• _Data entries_
....................

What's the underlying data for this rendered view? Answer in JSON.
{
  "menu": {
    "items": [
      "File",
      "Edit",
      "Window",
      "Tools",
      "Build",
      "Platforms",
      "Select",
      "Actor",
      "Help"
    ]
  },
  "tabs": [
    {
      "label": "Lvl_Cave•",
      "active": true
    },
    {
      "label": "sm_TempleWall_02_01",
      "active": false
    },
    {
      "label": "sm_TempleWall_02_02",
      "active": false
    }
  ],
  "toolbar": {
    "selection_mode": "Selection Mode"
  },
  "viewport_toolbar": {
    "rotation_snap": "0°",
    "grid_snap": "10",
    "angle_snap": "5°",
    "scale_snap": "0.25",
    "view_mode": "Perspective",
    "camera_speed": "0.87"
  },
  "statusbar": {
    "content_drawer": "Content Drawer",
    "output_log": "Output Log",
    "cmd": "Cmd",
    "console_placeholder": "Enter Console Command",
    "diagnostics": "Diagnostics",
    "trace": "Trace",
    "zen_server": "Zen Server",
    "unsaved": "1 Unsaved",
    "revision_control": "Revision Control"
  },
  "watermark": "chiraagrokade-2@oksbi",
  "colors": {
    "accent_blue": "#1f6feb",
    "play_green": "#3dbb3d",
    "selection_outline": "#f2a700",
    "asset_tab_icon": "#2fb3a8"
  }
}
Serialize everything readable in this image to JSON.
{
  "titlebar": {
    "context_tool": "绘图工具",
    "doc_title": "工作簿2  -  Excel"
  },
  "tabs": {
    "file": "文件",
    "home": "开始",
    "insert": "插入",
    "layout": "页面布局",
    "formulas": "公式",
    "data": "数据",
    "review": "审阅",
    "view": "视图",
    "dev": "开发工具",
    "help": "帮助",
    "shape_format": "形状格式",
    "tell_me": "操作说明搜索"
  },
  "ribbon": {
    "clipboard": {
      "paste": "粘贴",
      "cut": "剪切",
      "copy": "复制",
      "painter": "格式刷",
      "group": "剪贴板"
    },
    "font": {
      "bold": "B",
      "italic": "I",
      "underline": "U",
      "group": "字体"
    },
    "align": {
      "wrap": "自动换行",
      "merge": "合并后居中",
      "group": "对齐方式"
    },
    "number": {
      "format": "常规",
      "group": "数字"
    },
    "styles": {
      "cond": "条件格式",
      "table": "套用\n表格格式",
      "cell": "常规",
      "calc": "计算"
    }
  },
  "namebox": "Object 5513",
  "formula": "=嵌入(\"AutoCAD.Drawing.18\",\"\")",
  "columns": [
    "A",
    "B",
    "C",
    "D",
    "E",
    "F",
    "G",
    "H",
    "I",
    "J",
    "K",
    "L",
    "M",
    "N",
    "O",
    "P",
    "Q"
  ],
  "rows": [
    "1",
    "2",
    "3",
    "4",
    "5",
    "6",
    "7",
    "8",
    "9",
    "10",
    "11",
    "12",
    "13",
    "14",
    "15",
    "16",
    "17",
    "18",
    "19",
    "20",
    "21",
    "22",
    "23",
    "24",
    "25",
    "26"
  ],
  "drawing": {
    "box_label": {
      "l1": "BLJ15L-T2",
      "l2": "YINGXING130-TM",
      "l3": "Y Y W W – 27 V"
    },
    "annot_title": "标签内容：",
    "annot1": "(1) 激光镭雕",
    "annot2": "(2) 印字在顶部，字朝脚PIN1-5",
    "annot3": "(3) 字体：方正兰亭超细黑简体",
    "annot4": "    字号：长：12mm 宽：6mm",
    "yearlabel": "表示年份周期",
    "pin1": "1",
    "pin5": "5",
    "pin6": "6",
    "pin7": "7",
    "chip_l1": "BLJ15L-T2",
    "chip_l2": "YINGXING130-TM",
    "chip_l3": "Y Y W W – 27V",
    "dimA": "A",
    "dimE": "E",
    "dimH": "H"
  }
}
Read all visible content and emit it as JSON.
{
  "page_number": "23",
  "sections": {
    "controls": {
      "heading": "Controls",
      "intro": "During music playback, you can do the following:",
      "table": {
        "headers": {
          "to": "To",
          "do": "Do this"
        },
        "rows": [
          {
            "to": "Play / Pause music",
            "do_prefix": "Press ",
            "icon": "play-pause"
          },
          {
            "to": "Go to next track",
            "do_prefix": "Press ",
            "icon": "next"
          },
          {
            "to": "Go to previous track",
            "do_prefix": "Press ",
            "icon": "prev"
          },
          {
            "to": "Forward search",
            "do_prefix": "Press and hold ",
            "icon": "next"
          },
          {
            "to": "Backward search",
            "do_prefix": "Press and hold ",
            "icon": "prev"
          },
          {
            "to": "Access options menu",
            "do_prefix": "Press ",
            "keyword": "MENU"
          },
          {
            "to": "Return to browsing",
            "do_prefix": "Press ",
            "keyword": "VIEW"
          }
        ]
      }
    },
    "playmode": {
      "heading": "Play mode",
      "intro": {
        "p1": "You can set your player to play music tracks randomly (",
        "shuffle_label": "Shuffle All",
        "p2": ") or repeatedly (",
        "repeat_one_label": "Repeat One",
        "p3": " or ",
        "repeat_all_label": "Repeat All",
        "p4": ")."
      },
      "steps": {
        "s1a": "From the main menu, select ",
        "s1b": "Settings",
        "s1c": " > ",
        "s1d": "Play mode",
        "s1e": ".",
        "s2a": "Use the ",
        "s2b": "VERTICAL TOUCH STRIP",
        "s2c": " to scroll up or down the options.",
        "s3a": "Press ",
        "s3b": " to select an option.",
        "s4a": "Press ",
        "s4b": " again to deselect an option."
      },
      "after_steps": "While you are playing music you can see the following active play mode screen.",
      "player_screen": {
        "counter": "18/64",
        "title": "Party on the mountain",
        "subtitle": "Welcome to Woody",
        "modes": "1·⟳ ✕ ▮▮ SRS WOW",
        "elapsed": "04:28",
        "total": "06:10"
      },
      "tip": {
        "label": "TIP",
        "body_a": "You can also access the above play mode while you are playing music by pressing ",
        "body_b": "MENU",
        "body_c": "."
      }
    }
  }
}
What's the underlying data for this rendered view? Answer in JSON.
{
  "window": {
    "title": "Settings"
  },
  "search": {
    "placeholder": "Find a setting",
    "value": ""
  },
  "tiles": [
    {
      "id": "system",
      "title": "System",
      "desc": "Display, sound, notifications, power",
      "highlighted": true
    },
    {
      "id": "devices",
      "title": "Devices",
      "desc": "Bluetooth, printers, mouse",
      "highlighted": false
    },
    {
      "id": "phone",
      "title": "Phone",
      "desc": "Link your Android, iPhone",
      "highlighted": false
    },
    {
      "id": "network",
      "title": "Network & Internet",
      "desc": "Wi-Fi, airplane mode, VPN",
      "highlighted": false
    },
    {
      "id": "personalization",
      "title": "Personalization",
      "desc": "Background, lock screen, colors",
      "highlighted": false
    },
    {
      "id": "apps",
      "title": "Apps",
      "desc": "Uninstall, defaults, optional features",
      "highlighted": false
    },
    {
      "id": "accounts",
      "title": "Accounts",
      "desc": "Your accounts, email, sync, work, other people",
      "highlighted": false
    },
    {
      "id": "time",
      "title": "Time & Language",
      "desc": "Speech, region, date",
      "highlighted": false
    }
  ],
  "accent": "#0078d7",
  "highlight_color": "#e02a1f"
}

....................

• _WHAT IS REQUIRED_
Print every entry exactly as it appears.

• _SOLUTION BELOW_
What's the underlying data for this rendered view? Answer in JSON.
{
  "menu": {
    "items": [
      "File",
      "Edit",
      "Window",
      "Tools",
      "Build",
      "Platforms",
      "Select",
      "Actor",
      "Help"
    ]
  },
  "tabs": [
    {
      "label": "Lvl_Cave•",
      "active": true
    },
    {
      "label": "sm_TempleWall_02_01",
      "active": false
    },
    {
      "label": "sm_TempleWall_02_02",
      "active": false
    }
  ],
  "toolbar": {
    "selection_mode": "Selection Mode"
  },
  "viewport_toolbar": {
    "rotation_snap": "0°",
    "grid_snap": "10",
    "angle_snap": "5°",
    "scale_snap": "0.25",
    "view_mode": "Perspective",
    "camera_speed": "0.87"
  },
  "statusbar": {
    "content_drawer": "Content Drawer",
    "output_log": "Output Log",
    "cmd": "Cmd",
    "console_placeholder": "Enter Console Command",
    "diagnostics": "Diagnostics",
    "trace": "Trace",
    "zen_server": "Zen Server",
    "unsaved": "1 Unsaved",
    "revision_control": "Revision Control"
  },
  "watermark": "chiraagrokade-2@oksbi",
  "colors": {
    "accent_blue": "#1f6feb",
    "play_green": "#3dbb3d",
    "selection_outline": "#f2a700",
    "asset_tab_icon": "#2fb3a8"
  }
}
Serialize everything readable in this image to JSON.
{
  "titlebar": {
    "context_tool": "绘图工具",
    "doc_title": "工作簿2  -  Excel"
  },
  "tabs": {
    "file": "文件",
    "home": "开始",
    "insert": "插入",
    "layout": "页面布局",
    "formulas": "公式",
    "data": "数据",
    "review": "审阅",
    "view": "视图",
    "dev": "开发工具",
    "help": "帮助",
    "shape_format": "形状格式",
    "tell_me": "操作说明搜索"
  },
  "ribbon": {
    "clipboard": {
      "paste": "粘贴",
      "cut": "剪切",
      "copy": "复制",
      "painter": "格式刷",
      "group": "剪贴板"
    },
    "font": {
      "bold": "B",
      "italic": "I",
      "underline": "U",
      "group": "字体"
    },
    "align": {
      "wrap": "自动换行",
      "merge": "合并后居中",
      "group": "对齐方式"
    },
    "number": {
      "format": "常规",
      "group": "数字"
    },
    "styles": {
      "cond": "条件格式",
      "table": "套用\n表格格式",
      "cell": "常规",
      "calc": "计算"
    }
  },
  "namebox": "Object 5513",
  "formula": "=嵌入(\"AutoCAD.Drawing.18\",\"\")",
  "columns": [
    "A",
    "B",
    "C",
    "D",
    "E",
    "F",
    "G",
    "H",
    "I",
    "J",
    "K",
    "L",
    "M",
    "N",
    "O",
    "P",
    "Q"
  ],
  "rows": [
    "1",
    "2",
    "3",
    "4",
    "5",
    "6",
    "7",
    "8",
    "9",
    "10",
    "11",
    "12",
    "13",
    "14",
    "15",
    "16",
    "17",
    "18",
    "19",
    "20",
    "21",
    "22",
    "23",
    "24",
    "25",
    "26"
  ],
  "drawing": {
    "box_label": {
      "l1": "BLJ15L-T2",
      "l2": "YINGXING130-TM",
      "l3": "Y Y W W – 27 V"
    },
    "annot_title": "标签内容：",
    "annot1": "(1) 激光镭雕",
    "annot2": "(2) 印字在顶部，字朝脚PIN1-5",
    "annot3": "(3) 字体：方正兰亭超细黑简体",
    "annot4": "    字号：长：12mm 宽：6mm",
    "yearlabel": "表示年份周期",
    "pin1": "1",
    "pin5": "5",
    "pin6": "6",
    "pin7": "7",
    "chip_l1": "BLJ15L-T2",
    "chip_l2": "YINGXING130-TM",
    "chip_l3": "Y Y W W – 27V",
    "dimA": "A",
    "dimE": "E",
    "dimH": "H"
  }
}
Read all visible content and emit it as JSON.
{
  "page_number": "23",
  "sections": {
    "controls": {
      "heading": "Controls",
      "intro": "During music playback, you can do the following:",
      "table": {
        "headers": {
          "to": "To",
          "do": "Do this"
        },
        "rows": [
          {
            "to": "Play / Pause music",
            "do_prefix": "Press ",
            "icon": "play-pause"
          },
          {
            "to": "Go to next track",
            "do_prefix": "Press ",
            "icon": "next"
          },
          {
            "to": "Go to previous track",
            "do_prefix": "Press ",
            "icon": "prev"
          },
          {
            "to": "Forward search",
            "do_prefix": "Press and hold ",
            "icon": "next"
          },
          {
            "to": "Backward search",
            "do_prefix": "Press and hold ",
            "icon": "prev"
          },
          {
            "to": "Access options menu",
            "do_prefix": "Press ",
            "keyword": "MENU"
          },
          {
            "to": "Return to browsing",
            "do_prefix": "Press ",
            "keyword": "VIEW"
          }
        ]
      }
    },
    "playmode": {
      "heading": "Play mode",
      "intro": {
        "p1": "You can set your player to play music tracks randomly (",
        "shuffle_label": "Shuffle All",
        "p2": ") or repeatedly (",
        "repeat_one_label": "Repeat One",
        "p3": " or ",
        "repeat_all_label": "Repeat All",
        "p4": ")."
      },
      "steps": {
        "s1a": "From the main menu, select ",
        "s1b": "Settings",
        "s1c": " > ",
        "s1d": "Play mode",
        "s1e": ".",
        "s2a": "Use the ",
        "s2b": "VERTICAL TOUCH STRIP",
        "s2c": " to scroll up or down the options.",
        "s3a": "Press ",
        "s3b": " to select an option.",
        "s4a": "Press ",
        "s4b": " again to deselect an option."
      },
      "after_steps": "While you are playing music you can see the following active play mode screen.",
      "player_screen": {
        "counter": "18/64",
        "title": "Party on the mountain",
        "subtitle": "Welcome to Woody",
        "modes": "1·⟳ ✕ ▮▮ SRS WOW",
        "elapsed": "04:28",
        "total": "06:10"
      },
      "tip": {
        "label": "TIP",
        "body_a": "You can also access the above play mode while you are playing music by pressing ",
        "body_b": "MENU",
        "body_c": "."
      }
    }
  }
}
What's the underlying data for this rendered view? Answer in JSON.
{
  "window": {
    "title": "Settings"
  },
  "search": {
    "placeholder": "Find a setting",
    "value": ""
  },
  "tiles": [
    {
      "id": "system",
      "title": "System",
      "desc": "Display, sound, notifications, power",
      "highlighted": true
    },
    {
      "id": "devices",
      "title": "Devices",
      "desc": "Bluetooth, printers, mouse",
      "highlighted": false
    },
    {
      "id": "phone",
      "title": "Phone",
      "desc": "Link your Android, iPhone",
      "highlighted": false
    },
    {
      "id": "network",
      "title": "Network & Internet",
      "desc": "Wi-Fi, airplane mode, VPN",
      "highlighted": false
    },
    {
      "id": "personalization",
      "title": "Personalization",
      "desc": "Background, lock screen, colors",
      "highlighted": false
    },
    {
      "id": "apps",
      "title": "Apps",
      "desc": "Uninstall, defaults, optional features",
      "highlighted": false
    },
    {
      "id": "accounts",
      "title": "Accounts",
      "desc": "Your accounts, email, sync, work, other people",
      "highlighted": false
    },
    {
      "id": "time",
      "title": "Time & Language",
      "desc": "Speech, region, date",
      "highlighted": false
    }
  ],
  "accent": "#0078d7",
  "highlight_color": "#e02a1f"
}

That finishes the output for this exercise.